start

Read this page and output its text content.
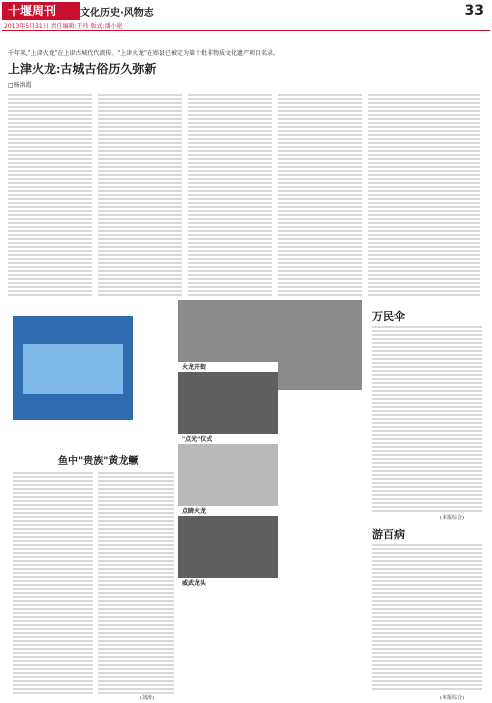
十堰周刊	文化历史·风物志	33
2013年5月31日 责任编辑:王玮 版式:潘小艳
千年来,"上津火龙"在上津古城代代流传。"上津火龙"在郧县已被定为第十批非物质文化遗产项目名录。
上津火龙:古城古俗历久弥新
□杨洪霞
火龙开街
"点光"仪式
点睛火龙
威武龙头
万民伞
(本报综合)
游百病
(本报综合)
鱼中"贵族"黄龙鳜
(刘涛)
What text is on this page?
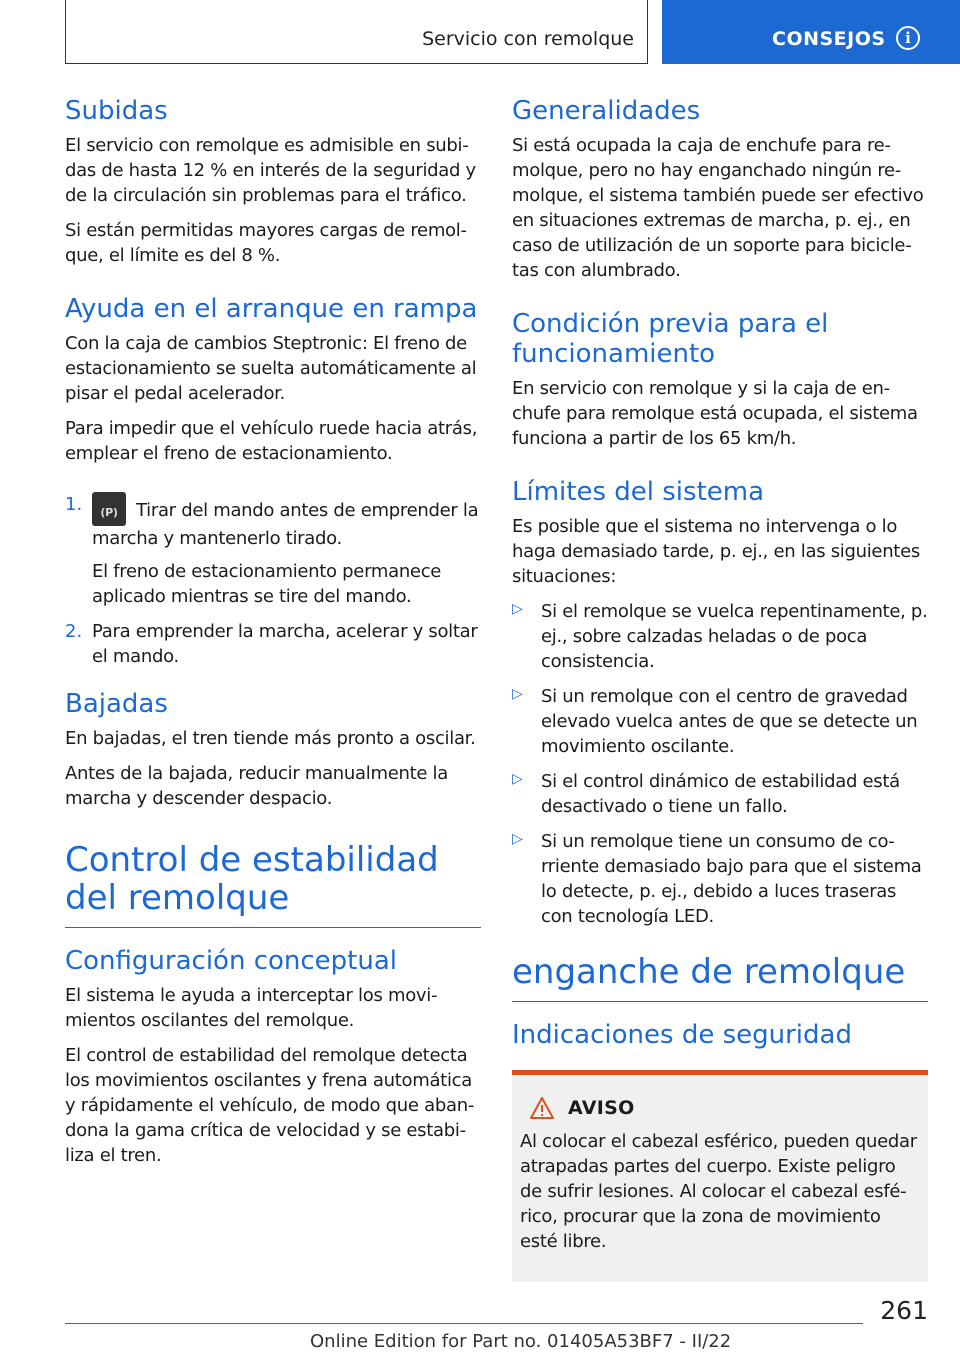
Servicio con remolque	CONSEJOS	i
Subidas

El servicio con remolque es admisible en subidas de hasta 12 % en interés de la seguridad y de la circulación sin problemas para el tráfico.

Si están permitidas mayores cargas de remolque, el límite es del 8 %.

Ayuda en el arranque en rampa

Con la caja de cambios Steptronic: El freno de estacionamiento se suelta automáticamente al pisar el pedal acelerador.

Para impedir que el vehículo ruede hacia atrás, emplear el freno de estacionamiento.

1.

(P)	Tirar del mando antes de emprender la marcha y mantenerlo tirado.

El freno de estacionamiento permanece aplicado mientras se tire del mando.

2. Para emprender la marcha, acelerar y soltar el mando.

Bajadas

En bajadas, el tren tiende más pronto a oscilar.

Antes de la bajada, reducir manualmente la marcha y descender despacio.

Control de estabilidad del remolque
Configuración conceptual

El sistema le ayuda a interceptar los movimientos oscilantes del remolque.

El control de estabilidad del remolque detecta los movimientos oscilantes y frena automática y rápidamente el vehículo, de modo que abandona la gama crítica de velocidad y se estabiliza el tren.

Generalidades

Si está ocupada la caja de enchufe para remolque, pero no hay enganchado ningún remolque, el sistema también puede ser efectivo en situaciones extremas de marcha, p. ej., en caso de utilización de un soporte para bicicletas con alumbrado.

Condición previa para el funcionamiento

En servicio con remolque y si la caja de enchufe para remolque está ocupada, el sistema funciona a partir de los 65 km/h.

Límites del sistema

Es posible que el sistema no intervenga o lo haga demasiado tarde, p. ej., en las siguientes situaciones:

▷ Si el remolque se vuelca repentinamente, p. ej., sobre calzadas heladas o de poca consistencia.

▷ Si un remolque con el centro de gravedad elevado vuelca antes de que se detecte un movimiento oscilante.

▷ Si el control dinámico de estabilidad está desactivado o tiene un fallo.

▷ Si un remolque tiene un consumo de corriente demasiado bajo para que el sistema lo detecte, p. ej., debido a luces traseras con tecnología LED.

enganche de remolque
Indicaciones de seguridad
AVISO

Al colocar el cabezal esférico, pueden quedar atrapadas partes del cuerpo. Existe peligro de sufrir lesiones. Al colocar el cabezal esférico, procurar que la zona de movimiento esté libre.

261
Online Edition for Part no. 01405A53BF7 - II/22
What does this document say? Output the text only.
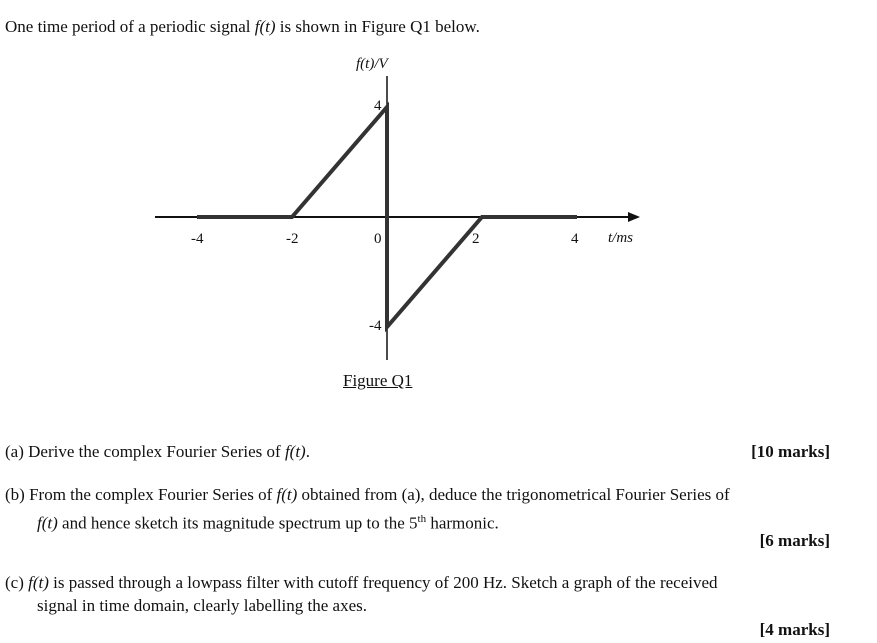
One time period of a periodic signal f(t) is shown in Figure Q1 below.
-4	-2	0	2	4
4
-4
f(t)/V
t/ms
Figure Q1
(a) Derive the complex Fourier Series of f(t).	[10 marks]
(b) From the complex Fourier Series of f(t) obtained from (a), deduce the trigonometrical Fourier Series of
f(t) and hence sketch its magnitude spectrum up to the 5th harmonic.
[6 marks]
(c) f(t) is passed through a lowpass filter with cutoff frequency of 200 Hz. Sketch a graph of the received
signal in time domain, clearly labelling the axes.
[4 marks]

end

§ **WRITTEN REQUEST**: Locate the line containing "What does this" in the records above, then output it and every line after it through the last, excluding pictures.

§ **FINISHED EXERCISE**:
What does this document say? Output the text only.
One time period of a periodic signal f(t) is shown in Figure Q1 below.
-4	-2	0	2	4
4
-4
f(t)/V
t/ms
Figure Q1
(a) Derive the complex Fourier Series of f(t).	[10 marks]
(b) From the complex Fourier Series of f(t) obtained from (a), deduce the trigonometrical Fourier Series of
f(t) and hence sketch its magnitude spectrum up to the 5th harmonic.
[6 marks]
(c) f(t) is passed through a lowpass filter with cutoff frequency of 200 Hz. Sketch a graph of the received
signal in time domain, clearly labelling the axes.
[4 marks]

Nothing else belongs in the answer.